_Source records_
==================================================

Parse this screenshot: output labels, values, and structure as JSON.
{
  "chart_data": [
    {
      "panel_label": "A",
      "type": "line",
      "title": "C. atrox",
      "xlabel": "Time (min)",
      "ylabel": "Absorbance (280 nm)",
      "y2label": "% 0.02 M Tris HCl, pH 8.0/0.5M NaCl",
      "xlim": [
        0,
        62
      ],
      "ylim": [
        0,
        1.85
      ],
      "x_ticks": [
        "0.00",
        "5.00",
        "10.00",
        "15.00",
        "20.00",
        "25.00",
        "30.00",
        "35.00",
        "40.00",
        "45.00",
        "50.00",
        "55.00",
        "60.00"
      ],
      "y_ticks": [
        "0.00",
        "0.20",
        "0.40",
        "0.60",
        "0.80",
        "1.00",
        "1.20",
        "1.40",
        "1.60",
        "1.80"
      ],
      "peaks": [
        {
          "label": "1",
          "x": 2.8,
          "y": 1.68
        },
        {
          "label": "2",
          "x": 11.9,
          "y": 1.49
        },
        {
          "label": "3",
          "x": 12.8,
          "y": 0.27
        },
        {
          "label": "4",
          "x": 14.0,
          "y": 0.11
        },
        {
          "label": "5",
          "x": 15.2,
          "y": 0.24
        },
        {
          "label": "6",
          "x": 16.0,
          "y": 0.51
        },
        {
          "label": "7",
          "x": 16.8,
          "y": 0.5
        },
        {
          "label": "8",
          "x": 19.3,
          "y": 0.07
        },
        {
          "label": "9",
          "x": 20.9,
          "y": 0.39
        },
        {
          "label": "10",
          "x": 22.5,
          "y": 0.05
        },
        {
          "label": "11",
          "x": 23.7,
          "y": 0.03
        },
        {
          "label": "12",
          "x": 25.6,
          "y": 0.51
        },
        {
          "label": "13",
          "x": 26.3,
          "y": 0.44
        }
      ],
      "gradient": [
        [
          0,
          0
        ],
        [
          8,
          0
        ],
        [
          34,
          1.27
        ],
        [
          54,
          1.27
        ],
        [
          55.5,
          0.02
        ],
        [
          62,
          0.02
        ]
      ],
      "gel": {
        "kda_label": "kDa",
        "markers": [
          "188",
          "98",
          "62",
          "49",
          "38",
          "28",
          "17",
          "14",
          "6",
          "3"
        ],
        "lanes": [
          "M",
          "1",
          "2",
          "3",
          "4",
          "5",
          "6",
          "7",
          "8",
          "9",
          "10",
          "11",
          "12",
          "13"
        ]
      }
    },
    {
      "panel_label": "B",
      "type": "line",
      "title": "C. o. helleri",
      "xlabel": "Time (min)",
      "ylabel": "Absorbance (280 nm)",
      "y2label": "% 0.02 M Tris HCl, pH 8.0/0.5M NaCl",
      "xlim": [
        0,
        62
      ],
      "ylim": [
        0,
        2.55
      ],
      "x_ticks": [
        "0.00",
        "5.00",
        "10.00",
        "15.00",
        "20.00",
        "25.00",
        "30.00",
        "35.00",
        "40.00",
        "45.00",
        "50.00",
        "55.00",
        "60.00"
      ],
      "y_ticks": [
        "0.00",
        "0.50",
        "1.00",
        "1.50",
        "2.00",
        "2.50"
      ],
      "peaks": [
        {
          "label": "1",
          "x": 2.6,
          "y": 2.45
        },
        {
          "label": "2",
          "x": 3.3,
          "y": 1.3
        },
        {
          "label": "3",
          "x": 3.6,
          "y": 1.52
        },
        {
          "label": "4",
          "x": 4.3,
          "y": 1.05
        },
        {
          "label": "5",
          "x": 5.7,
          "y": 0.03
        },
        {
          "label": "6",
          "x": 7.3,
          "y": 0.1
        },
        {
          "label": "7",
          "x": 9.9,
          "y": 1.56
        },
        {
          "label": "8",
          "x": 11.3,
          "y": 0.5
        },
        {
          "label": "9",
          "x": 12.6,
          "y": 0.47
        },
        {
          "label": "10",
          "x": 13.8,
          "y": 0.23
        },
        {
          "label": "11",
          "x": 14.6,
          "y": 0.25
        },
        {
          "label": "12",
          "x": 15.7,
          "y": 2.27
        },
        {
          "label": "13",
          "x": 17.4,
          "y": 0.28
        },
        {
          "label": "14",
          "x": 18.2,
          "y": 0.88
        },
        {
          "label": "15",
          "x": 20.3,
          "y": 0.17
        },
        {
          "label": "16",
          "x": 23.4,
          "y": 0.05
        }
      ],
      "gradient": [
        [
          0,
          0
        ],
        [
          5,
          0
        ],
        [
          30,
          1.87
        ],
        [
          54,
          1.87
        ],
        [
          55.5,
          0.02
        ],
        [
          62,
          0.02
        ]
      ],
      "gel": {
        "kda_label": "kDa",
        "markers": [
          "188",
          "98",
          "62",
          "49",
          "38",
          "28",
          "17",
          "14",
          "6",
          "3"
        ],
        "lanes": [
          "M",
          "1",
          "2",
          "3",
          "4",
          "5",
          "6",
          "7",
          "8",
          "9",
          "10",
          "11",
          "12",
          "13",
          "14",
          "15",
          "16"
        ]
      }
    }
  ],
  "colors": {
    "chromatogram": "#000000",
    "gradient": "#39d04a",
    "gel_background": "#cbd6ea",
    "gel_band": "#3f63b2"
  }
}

==================================================

_Problem to work on_
Go through the entries and repeat each one exactly.

_Result below_
Parse this screenshot: output labels, values, and structure as JSON.
{
  "chart_data": [
    {
      "panel_label": "A",
      "type": "line",
      "title": "C. atrox",
      "xlabel": "Time (min)",
      "ylabel": "Absorbance (280 nm)",
      "y2label": "% 0.02 M Tris HCl, pH 8.0/0.5M NaCl",
      "xlim": [
        0,
        62
      ],
      "ylim": [
        0,
        1.85
      ],
      "x_ticks": [
        "0.00",
        "5.00",
        "10.00",
        "15.00",
        "20.00",
        "25.00",
        "30.00",
        "35.00",
        "40.00",
        "45.00",
        "50.00",
        "55.00",
        "60.00"
      ],
      "y_ticks": [
        "0.00",
        "0.20",
        "0.40",
        "0.60",
        "0.80",
        "1.00",
        "1.20",
        "1.40",
        "1.60",
        "1.80"
      ],
      "peaks": [
        {
          "label": "1",
          "x": 2.8,
          "y": 1.68
        },
        {
          "label": "2",
          "x": 11.9,
          "y": 1.49
        },
        {
          "label": "3",
          "x": 12.8,
          "y": 0.27
        },
        {
          "label": "4",
          "x": 14.0,
          "y": 0.11
        },
        {
          "label": "5",
          "x": 15.2,
          "y": 0.24
        },
        {
          "label": "6",
          "x": 16.0,
          "y": 0.51
        },
        {
          "label": "7",
          "x": 16.8,
          "y": 0.5
        },
        {
          "label": "8",
          "x": 19.3,
          "y": 0.07
        },
        {
          "label": "9",
          "x": 20.9,
          "y": 0.39
        },
        {
          "label": "10",
          "x": 22.5,
          "y": 0.05
        },
        {
          "label": "11",
          "x": 23.7,
          "y": 0.03
        },
        {
          "label": "12",
          "x": 25.6,
          "y": 0.51
        },
        {
          "label": "13",
          "x": 26.3,
          "y": 0.44
        }
      ],
      "gradient": [
        [
          0,
          0
        ],
        [
          8,
          0
        ],
        [
          34,
          1.27
        ],
        [
          54,
          1.27
        ],
        [
          55.5,
          0.02
        ],
        [
          62,
          0.02
        ]
      ],
      "gel": {
        "kda_label": "kDa",
        "markers": [
          "188",
          "98",
          "62",
          "49",
          "38",
          "28",
          "17",
          "14",
          "6",
          "3"
        ],
        "lanes": [
          "M",
          "1",
          "2",
          "3",
          "4",
          "5",
          "6",
          "7",
          "8",
          "9",
          "10",
          "11",
          "12",
          "13"
        ]
      }
    },
    {
      "panel_label": "B",
      "type": "line",
      "title": "C. o. helleri",
      "xlabel": "Time (min)",
      "ylabel": "Absorbance (280 nm)",
      "y2label": "% 0.02 M Tris HCl, pH 8.0/0.5M NaCl",
      "xlim": [
        0,
        62
      ],
      "ylim": [
        0,
        2.55
      ],
      "x_ticks": [
        "0.00",
        "5.00",
        "10.00",
        "15.00",
        "20.00",
        "25.00",
        "30.00",
        "35.00",
        "40.00",
        "45.00",
        "50.00",
        "55.00",
        "60.00"
      ],
      "y_ticks": [
        "0.00",
        "0.50",
        "1.00",
        "1.50",
        "2.00",
        "2.50"
      ],
      "peaks": [
        {
          "label": "1",
          "x": 2.6,
          "y": 2.45
        },
        {
          "label": "2",
          "x": 3.3,
          "y": 1.3
        },
        {
          "label": "3",
          "x": 3.6,
          "y": 1.52
        },
        {
          "label": "4",
          "x": 4.3,
          "y": 1.05
        },
        {
          "label": "5",
          "x": 5.7,
          "y": 0.03
        },
        {
          "label": "6",
          "x": 7.3,
          "y": 0.1
        },
        {
          "label": "7",
          "x": 9.9,
          "y": 1.56
        },
        {
          "label": "8",
          "x": 11.3,
          "y": 0.5
        },
        {
          "label": "9",
          "x": 12.6,
          "y": 0.47
        },
        {
          "label": "10",
          "x": 13.8,
          "y": 0.23
        },
        {
          "label": "11",
          "x": 14.6,
          "y": 0.25
        },
        {
          "label": "12",
          "x": 15.7,
          "y": 2.27
        },
        {
          "label": "13",
          "x": 17.4,
          "y": 0.28
        },
        {
          "label": "14",
          "x": 18.2,
          "y": 0.88
        },
        {
          "label": "15",
          "x": 20.3,
          "y": 0.17
        },
        {
          "label": "16",
          "x": 23.4,
          "y": 0.05
        }
      ],
      "gradient": [
        [
          0,
          0
        ],
        [
          5,
          0
        ],
        [
          30,
          1.87
        ],
        [
          54,
          1.87
        ],
        [
          55.5,
          0.02
        ],
        [
          62,
          0.02
        ]
      ],
      "gel": {
        "kda_label": "kDa",
        "markers": [
          "188",
          "98",
          "62",
          "49",
          "38",
          "28",
          "17",
          "14",
          "6",
          "3"
        ],
        "lanes": [
          "M",
          "1",
          "2",
          "3",
          "4",
          "5",
          "6",
          "7",
          "8",
          "9",
          "10",
          "11",
          "12",
          "13",
          "14",
          "15",
          "16"
        ]
      }
    }
  ],
  "colors": {
    "chromatogram": "#000000",
    "gradient": "#39d04a",
    "gel_background": "#cbd6ea",
    "gel_band": "#3f63b2"
  }
}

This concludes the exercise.